DOCUMENT SEGMENT:
* * * *
Re: [Classifier4j-devel] Bayesian with multiple categories

From: Nick L. <ni...@ma...> - 2006-03-02 11:56:50

package net.sf.classifier4J.vector;

import java.io.Serializable;
import java.util.HashMap;
import java.util.Hashtable;
import java.util.Map;
import java.util.Set;


public class MyHashMapTermVectorStorage implements TermVectorStorage, Serializable {
    private static final long serialVersionUID = 1L;
    private Map storage;
    
    
    public MyHashMapTermVectorStorage(int amount)
    {
        storage = new HashMap(amount);
    }
    

    
    public MyHashMapTermVectorStorage()
    {
        storage = new HashMap();
    }
    
    /**
     * @see net.sf.classifier4J.vector.TermVectorStorage#addTermVector(java.lang.String, net.sf.classifier4J.vector.TermVector)
* * * *
TASKS TO CARRY OUT:
1 > List each class imported in the Classifier4J post by its fully qualified name.
2 > Write the next part of the Classifier4J post, picking up right after its final line.

DATA LISTING:
* * * *
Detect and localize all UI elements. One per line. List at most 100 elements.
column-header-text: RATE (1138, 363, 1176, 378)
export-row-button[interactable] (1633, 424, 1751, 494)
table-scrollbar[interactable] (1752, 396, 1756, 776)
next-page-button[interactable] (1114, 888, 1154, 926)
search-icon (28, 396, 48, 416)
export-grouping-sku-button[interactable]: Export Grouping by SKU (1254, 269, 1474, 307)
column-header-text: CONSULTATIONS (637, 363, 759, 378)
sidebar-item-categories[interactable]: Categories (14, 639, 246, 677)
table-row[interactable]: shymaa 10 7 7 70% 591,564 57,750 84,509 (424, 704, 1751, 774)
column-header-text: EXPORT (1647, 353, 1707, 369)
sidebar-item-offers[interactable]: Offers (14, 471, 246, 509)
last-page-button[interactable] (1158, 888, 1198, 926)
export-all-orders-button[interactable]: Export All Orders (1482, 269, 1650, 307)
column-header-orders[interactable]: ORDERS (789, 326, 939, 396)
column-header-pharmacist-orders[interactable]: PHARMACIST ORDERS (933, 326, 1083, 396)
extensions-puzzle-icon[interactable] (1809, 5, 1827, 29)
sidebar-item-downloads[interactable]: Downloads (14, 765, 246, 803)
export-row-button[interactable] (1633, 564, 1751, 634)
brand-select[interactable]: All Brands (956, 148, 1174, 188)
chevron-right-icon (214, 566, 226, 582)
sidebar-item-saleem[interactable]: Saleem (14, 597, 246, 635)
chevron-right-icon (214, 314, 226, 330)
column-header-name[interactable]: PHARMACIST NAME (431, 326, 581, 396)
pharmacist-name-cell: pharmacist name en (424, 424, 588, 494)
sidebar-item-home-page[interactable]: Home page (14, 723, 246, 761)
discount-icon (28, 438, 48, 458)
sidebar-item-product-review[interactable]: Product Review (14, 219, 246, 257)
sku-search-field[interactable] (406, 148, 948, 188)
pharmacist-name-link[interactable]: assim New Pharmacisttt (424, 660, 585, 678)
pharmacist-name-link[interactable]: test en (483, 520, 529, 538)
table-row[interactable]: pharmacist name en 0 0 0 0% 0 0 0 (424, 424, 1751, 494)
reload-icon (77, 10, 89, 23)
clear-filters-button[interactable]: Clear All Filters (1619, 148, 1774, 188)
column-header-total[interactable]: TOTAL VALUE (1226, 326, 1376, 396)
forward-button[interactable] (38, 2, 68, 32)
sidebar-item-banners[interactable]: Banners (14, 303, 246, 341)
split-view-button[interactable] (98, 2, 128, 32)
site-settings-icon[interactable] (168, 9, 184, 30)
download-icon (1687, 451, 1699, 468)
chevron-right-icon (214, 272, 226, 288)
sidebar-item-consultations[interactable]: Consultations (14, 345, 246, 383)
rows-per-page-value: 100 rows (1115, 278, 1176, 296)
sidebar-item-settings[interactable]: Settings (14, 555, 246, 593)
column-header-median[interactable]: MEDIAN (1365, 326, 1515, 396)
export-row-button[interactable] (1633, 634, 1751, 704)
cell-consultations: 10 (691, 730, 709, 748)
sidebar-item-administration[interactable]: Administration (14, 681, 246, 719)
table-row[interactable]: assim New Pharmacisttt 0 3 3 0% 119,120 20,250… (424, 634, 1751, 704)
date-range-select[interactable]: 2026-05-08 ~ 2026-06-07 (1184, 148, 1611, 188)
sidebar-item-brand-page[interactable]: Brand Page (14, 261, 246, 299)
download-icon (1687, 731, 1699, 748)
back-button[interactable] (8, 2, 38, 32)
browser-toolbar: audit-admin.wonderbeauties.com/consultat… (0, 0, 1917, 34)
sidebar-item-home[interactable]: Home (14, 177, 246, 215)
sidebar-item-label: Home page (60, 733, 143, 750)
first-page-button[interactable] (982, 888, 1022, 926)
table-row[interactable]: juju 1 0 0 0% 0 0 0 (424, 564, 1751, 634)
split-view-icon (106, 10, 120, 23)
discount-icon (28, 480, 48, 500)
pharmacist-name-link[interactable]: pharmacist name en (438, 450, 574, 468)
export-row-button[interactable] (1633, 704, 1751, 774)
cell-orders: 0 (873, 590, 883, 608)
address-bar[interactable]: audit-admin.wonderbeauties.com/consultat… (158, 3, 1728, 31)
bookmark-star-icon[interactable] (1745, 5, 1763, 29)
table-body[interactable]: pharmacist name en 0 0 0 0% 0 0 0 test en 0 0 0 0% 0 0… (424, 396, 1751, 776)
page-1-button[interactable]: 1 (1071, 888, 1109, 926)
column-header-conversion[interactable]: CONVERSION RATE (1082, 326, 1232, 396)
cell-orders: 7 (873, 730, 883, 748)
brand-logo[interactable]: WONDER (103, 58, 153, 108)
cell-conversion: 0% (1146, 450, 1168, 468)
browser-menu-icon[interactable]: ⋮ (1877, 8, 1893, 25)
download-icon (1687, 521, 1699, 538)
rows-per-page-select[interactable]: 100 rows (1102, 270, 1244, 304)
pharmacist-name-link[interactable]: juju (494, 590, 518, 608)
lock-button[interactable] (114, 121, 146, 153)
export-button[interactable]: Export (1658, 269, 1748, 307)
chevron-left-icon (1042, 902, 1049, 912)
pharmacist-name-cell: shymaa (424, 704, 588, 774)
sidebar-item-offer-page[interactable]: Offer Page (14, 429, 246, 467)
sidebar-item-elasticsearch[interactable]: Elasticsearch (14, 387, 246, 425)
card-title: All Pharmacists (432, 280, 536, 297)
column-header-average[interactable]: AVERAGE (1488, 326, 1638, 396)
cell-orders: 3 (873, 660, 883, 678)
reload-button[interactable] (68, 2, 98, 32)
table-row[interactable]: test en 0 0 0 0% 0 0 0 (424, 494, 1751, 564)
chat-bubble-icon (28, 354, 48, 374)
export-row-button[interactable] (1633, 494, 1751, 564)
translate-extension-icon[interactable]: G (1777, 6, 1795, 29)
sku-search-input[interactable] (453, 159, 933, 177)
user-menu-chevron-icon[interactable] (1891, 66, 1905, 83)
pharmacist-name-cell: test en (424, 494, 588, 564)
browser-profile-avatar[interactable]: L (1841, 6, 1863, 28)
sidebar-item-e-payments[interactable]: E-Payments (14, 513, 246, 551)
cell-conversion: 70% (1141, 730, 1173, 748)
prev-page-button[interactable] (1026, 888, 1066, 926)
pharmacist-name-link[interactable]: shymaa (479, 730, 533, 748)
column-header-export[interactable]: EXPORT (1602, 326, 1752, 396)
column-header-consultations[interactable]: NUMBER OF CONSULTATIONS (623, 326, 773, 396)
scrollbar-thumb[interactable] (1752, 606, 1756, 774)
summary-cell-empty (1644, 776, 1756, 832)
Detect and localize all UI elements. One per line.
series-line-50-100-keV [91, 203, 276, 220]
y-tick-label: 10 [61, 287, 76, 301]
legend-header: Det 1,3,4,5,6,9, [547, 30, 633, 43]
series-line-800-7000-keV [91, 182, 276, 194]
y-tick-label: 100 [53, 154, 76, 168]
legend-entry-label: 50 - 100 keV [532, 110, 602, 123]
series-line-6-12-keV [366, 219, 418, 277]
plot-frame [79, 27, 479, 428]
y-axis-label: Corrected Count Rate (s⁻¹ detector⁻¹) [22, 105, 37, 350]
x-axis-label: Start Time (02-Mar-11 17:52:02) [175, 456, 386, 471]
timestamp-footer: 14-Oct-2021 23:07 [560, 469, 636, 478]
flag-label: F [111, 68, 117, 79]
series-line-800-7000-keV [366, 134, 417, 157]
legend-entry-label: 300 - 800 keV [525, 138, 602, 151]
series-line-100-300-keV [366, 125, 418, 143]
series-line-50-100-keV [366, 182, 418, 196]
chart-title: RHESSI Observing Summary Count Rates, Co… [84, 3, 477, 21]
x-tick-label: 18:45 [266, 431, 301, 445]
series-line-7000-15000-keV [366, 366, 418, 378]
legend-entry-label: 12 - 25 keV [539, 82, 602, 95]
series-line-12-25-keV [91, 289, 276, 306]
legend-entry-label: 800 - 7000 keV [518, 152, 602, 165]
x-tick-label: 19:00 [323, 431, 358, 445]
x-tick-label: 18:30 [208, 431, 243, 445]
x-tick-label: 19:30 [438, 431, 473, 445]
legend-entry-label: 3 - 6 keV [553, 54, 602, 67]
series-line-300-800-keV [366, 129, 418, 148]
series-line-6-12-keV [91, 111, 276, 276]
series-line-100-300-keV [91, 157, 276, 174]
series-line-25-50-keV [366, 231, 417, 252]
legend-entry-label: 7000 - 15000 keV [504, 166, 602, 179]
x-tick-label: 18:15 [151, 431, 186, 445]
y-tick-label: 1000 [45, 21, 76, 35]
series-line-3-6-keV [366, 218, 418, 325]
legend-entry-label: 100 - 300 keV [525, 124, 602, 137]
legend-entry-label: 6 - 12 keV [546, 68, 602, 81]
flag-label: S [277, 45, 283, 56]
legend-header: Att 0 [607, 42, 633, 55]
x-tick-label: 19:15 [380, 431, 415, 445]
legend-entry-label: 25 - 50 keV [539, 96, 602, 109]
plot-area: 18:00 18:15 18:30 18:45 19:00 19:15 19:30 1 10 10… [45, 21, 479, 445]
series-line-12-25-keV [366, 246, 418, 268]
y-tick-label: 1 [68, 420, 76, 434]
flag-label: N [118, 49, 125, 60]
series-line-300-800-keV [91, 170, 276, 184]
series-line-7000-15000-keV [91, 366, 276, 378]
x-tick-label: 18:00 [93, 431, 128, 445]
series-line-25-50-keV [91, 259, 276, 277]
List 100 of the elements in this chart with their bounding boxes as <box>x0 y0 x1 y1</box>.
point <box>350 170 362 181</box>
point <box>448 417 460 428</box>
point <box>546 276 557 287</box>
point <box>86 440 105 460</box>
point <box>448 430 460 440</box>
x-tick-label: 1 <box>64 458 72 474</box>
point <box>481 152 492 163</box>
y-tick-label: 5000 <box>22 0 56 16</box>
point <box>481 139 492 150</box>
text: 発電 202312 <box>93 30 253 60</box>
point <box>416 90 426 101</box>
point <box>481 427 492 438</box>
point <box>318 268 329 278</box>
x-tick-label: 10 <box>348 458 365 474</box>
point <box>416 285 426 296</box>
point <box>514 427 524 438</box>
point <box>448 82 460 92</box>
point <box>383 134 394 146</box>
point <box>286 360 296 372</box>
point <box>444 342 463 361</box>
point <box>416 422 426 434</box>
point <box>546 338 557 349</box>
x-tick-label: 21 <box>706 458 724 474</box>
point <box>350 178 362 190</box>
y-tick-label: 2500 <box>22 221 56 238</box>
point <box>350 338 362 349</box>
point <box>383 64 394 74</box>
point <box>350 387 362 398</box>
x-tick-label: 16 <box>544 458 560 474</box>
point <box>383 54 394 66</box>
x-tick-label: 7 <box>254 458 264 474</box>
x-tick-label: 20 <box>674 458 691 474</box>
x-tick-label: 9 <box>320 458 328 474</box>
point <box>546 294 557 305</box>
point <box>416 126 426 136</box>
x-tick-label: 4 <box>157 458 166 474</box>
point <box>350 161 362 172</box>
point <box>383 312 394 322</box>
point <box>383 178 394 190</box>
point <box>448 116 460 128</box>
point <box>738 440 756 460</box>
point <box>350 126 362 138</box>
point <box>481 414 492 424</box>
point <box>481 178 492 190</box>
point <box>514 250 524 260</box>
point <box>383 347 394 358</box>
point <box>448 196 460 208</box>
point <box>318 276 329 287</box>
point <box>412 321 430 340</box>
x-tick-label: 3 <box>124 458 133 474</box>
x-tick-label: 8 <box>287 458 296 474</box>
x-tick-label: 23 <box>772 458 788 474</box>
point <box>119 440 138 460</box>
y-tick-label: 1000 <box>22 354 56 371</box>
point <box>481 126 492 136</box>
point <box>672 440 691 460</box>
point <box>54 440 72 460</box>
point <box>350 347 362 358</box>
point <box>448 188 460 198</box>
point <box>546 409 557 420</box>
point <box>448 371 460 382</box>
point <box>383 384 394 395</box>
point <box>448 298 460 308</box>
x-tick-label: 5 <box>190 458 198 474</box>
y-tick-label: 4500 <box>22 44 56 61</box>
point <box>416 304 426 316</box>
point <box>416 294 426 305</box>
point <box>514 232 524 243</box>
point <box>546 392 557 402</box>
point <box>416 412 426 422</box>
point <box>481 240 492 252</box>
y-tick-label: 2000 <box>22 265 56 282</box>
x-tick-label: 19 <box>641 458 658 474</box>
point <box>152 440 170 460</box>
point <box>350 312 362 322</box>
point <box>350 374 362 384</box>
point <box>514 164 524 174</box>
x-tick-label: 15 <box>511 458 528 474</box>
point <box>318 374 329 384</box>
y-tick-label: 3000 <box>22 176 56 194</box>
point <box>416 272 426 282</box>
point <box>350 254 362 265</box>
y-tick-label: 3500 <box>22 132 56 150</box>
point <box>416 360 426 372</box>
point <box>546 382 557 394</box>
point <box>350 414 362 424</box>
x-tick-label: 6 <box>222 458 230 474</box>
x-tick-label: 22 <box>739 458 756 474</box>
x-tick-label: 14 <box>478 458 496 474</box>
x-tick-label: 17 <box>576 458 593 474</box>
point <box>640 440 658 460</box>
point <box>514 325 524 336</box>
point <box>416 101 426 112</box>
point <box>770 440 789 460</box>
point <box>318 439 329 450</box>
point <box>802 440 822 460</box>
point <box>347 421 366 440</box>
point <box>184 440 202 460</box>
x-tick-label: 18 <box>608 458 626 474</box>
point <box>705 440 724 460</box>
* * * *
RESPONSES TO THE TASKS:
1 >
java.io.Serializable
java.util.HashMap
java.util.Hashtable
java.util.Map
java.util.Set

2 >
     */
    public void addTermVector(String category, TermVector termVector) {
        //storage.put(category, termVector);        
        //modified: Abelssoft, Sven Abels, 16.03.2005:
              
        TermVector old=(TermVector)storage.get(category);
        if (old==null) storage.put(category, termVector);
        else
        {
            old.add(termVector);
            storage.put(category, old);
        }
    }

    /**
     * @see net.sf.classifier4J.vector.TermVectorStorage#getTermVector(java.lang.String)
     */
    public TermVector getTermVector(String category) {
        return (TermVector) storage.get(category);
    }
    
    public int size()
    {
        if (storage==null) return 0;
        return storage.size();
    }

}

[Classifier4j-devel] Bayesian with multiple categories

From: <Ric...@er...> - 2006-03-01 15:04:26

Apologies in advance if this comes through in HTML, I'm stuck
on Lotus Notes here at work.

I have a bunch of legislative text, around 400,000 individual
paragraphs, that have each been hand-categorized into one of
five categories.

Since I have a few hundred thousand still to go, I thought the
Bayesian classifier could give me a leg up on this process.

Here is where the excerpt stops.